Begin Data rows

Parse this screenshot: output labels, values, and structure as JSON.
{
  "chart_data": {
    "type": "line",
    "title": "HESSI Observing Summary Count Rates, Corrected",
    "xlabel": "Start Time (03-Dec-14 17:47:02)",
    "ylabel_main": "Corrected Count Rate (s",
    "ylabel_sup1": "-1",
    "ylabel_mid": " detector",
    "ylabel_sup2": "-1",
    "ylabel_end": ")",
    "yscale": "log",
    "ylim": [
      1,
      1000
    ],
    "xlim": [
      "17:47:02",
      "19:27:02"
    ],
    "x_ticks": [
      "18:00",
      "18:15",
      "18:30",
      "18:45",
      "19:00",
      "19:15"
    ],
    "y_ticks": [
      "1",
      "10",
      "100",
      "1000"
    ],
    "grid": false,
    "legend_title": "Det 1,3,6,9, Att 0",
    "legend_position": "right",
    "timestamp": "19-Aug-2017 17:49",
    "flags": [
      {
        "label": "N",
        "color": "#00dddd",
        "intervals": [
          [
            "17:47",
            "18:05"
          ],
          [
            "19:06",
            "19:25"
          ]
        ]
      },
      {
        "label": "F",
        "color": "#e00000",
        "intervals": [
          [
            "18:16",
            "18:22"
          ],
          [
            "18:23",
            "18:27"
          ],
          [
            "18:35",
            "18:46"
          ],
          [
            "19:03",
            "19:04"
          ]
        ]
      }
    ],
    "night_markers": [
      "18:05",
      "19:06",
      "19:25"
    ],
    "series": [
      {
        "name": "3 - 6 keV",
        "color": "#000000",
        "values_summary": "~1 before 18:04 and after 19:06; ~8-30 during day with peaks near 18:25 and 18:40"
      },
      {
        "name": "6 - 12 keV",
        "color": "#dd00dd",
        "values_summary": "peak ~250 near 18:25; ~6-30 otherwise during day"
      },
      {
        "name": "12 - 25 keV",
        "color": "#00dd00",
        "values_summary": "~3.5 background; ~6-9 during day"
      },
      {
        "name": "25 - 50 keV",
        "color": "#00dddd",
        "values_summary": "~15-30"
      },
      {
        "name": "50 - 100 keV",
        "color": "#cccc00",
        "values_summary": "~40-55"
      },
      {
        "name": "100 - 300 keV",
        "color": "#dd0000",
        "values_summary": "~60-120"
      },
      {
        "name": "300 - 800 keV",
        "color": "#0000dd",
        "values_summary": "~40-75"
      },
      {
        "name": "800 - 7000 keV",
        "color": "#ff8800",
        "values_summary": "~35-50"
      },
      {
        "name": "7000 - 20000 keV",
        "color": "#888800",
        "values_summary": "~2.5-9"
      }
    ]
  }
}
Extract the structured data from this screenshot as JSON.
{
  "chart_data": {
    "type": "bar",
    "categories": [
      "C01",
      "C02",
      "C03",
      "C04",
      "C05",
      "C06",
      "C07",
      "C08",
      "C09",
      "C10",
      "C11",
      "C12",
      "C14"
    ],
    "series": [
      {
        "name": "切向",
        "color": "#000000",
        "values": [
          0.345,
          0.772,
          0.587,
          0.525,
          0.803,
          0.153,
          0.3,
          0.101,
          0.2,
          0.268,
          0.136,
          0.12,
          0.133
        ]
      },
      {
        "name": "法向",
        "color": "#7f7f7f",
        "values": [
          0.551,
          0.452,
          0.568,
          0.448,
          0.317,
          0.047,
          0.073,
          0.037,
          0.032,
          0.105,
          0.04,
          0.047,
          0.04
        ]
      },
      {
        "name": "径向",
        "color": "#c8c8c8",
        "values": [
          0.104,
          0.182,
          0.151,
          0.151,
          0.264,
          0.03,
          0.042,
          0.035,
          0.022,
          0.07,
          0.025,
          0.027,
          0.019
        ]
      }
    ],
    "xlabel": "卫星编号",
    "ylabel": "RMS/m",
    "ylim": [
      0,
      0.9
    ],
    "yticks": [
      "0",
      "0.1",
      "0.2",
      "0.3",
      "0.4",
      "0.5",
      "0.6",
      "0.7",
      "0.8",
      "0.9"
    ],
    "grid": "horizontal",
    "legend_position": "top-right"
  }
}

End Data rows

▶ Brief
Pull out each line holding the string "name".

▶ Exercise solution
        "name": "3 - 6 keV",
        "name": "6 - 12 keV",
        "name": "12 - 25 keV",
        "name": "25 - 50 keV",
        "name": "50 - 100 keV",
        "name": "100 - 300 keV",
        "name": "300 - 800 keV",
        "name": "800 - 7000 keV",
        "name": "7000 - 20000 keV",
        "name": "切向",
        "name": "法向",
        "name": "径向",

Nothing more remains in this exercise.